_Exercise goal_. Copy out the data below verbatim.
:::::
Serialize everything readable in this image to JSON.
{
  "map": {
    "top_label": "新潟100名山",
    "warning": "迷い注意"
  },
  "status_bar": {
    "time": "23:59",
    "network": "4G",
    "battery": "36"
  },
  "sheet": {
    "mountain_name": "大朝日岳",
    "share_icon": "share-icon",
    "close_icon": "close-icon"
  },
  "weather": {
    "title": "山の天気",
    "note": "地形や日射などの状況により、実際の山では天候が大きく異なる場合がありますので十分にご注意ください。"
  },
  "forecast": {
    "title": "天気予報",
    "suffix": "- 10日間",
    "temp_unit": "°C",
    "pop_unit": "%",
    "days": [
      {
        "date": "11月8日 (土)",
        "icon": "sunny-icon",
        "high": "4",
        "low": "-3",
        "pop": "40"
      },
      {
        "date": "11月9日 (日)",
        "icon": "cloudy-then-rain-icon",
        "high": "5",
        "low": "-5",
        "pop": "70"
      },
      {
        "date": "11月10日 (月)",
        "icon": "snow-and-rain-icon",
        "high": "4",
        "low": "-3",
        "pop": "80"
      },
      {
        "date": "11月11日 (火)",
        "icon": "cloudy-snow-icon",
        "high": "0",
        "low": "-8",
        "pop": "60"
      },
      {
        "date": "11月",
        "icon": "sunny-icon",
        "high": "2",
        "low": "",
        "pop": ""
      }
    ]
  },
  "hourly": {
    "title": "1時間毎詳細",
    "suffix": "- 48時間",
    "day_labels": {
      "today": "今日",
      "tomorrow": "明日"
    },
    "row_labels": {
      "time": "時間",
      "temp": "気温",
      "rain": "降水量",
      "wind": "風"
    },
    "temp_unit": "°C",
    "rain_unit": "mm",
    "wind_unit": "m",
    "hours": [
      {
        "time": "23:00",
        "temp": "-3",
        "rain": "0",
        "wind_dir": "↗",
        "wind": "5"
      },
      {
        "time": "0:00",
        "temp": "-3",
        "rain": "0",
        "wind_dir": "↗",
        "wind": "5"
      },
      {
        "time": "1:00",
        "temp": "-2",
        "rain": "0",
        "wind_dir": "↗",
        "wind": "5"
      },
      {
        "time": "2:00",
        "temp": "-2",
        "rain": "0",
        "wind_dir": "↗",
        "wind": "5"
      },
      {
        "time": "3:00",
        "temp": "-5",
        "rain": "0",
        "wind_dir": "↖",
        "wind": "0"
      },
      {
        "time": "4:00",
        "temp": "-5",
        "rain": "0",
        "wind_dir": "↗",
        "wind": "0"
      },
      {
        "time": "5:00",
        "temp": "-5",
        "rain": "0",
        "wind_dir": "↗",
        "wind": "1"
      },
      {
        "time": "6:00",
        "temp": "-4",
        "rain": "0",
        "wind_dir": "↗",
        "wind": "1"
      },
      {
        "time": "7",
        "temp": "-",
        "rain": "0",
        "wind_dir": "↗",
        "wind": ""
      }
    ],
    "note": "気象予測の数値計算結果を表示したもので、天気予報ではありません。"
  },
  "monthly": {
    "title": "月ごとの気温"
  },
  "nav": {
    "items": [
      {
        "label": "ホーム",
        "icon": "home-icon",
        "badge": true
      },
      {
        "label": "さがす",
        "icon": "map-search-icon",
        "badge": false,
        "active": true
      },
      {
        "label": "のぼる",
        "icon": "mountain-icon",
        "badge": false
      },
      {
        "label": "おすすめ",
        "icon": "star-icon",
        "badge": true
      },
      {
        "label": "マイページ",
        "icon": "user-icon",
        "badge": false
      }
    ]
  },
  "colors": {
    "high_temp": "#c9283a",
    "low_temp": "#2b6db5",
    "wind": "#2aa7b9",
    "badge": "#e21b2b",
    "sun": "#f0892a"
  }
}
:::::
_Written answer_.
Serialize everything readable in this image to JSON.
{
  "map": {
    "top_label": "新潟100名山",
    "warning": "迷い注意"
  },
  "status_bar": {
    "time": "23:59",
    "network": "4G",
    "battery": "36"
  },
  "sheet": {
    "mountain_name": "大朝日岳",
    "share_icon": "share-icon",
    "close_icon": "close-icon"
  },
  "weather": {
    "title": "山の天気",
    "note": "地形や日射などの状況により、実際の山では天候が大きく異なる場合がありますので十分にご注意ください。"
  },
  "forecast": {
    "title": "天気予報",
    "suffix": "- 10日間",
    "temp_unit": "°C",
    "pop_unit": "%",
    "days": [
      {
        "date": "11月8日 (土)",
        "icon": "sunny-icon",
        "high": "4",
        "low": "-3",
        "pop": "40"
      },
      {
        "date": "11月9日 (日)",
        "icon": "cloudy-then-rain-icon",
        "high": "5",
        "low": "-5",
        "pop": "70"
      },
      {
        "date": "11月10日 (月)",
        "icon": "snow-and-rain-icon",
        "high": "4",
        "low": "-3",
        "pop": "80"
      },
      {
        "date": "11月11日 (火)",
        "icon": "cloudy-snow-icon",
        "high": "0",
        "low": "-8",
        "pop": "60"
      },
      {
        "date": "11月",
        "icon": "sunny-icon",
        "high": "2",
        "low": "",
        "pop": ""
      }
    ]
  },
  "hourly": {
    "title": "1時間毎詳細",
    "suffix": "- 48時間",
    "day_labels": {
      "today": "今日",
      "tomorrow": "明日"
    },
    "row_labels": {
      "time": "時間",
      "temp": "気温",
      "rain": "降水量",
      "wind": "風"
    },
    "temp_unit": "°C",
    "rain_unit": "mm",
    "wind_unit": "m",
    "hours": [
      {
        "time": "23:00",
        "temp": "-3",
        "rain": "0",
        "wind_dir": "↗",
        "wind": "5"
      },
      {
        "time": "0:00",
        "temp": "-3",
        "rain": "0",
        "wind_dir": "↗",
        "wind": "5"
      },
      {
        "time": "1:00",
        "temp": "-2",
        "rain": "0",
        "wind_dir": "↗",
        "wind": "5"
      },
      {
        "time": "2:00",
        "temp": "-2",
        "rain": "0",
        "wind_dir": "↗",
        "wind": "5"
      },
      {
        "time": "3:00",
        "temp": "-5",
        "rain": "0",
        "wind_dir": "↖",
        "wind": "0"
      },
      {
        "time": "4:00",
        "temp": "-5",
        "rain": "0",
        "wind_dir": "↗",
        "wind": "0"
      },
      {
        "time": "5:00",
        "temp": "-5",
        "rain": "0",
        "wind_dir": "↗",
        "wind": "1"
      },
      {
        "time": "6:00",
        "temp": "-4",
        "rain": "0",
        "wind_dir": "↗",
        "wind": "1"
      },
      {
        "time": "7",
        "temp": "-",
        "rain": "0",
        "wind_dir": "↗",
        "wind": ""
      }
    ],
    "note": "気象予測の数値計算結果を表示したもので、天気予報ではありません。"
  },
  "monthly": {
    "title": "月ごとの気温"
  },
  "nav": {
    "items": [
      {
        "label": "ホーム",
        "icon": "home-icon",
        "badge": true
      },
      {
        "label": "さがす",
        "icon": "map-search-icon",
        "badge": false,
        "active": true
      },
      {
        "label": "のぼる",
        "icon": "mountain-icon",
        "badge": false
      },
      {
        "label": "おすすめ",
        "icon": "star-icon",
        "badge": true
      },
      {
        "label": "マイページ",
        "icon": "user-icon",
        "badge": false
      }
    ]
  },
  "colors": {
    "high_temp": "#c9283a",
    "low_temp": "#2b6db5",
    "wind": "#2aa7b9",
    "badge": "#e21b2b",
    "sun": "#f0892a"
  }
}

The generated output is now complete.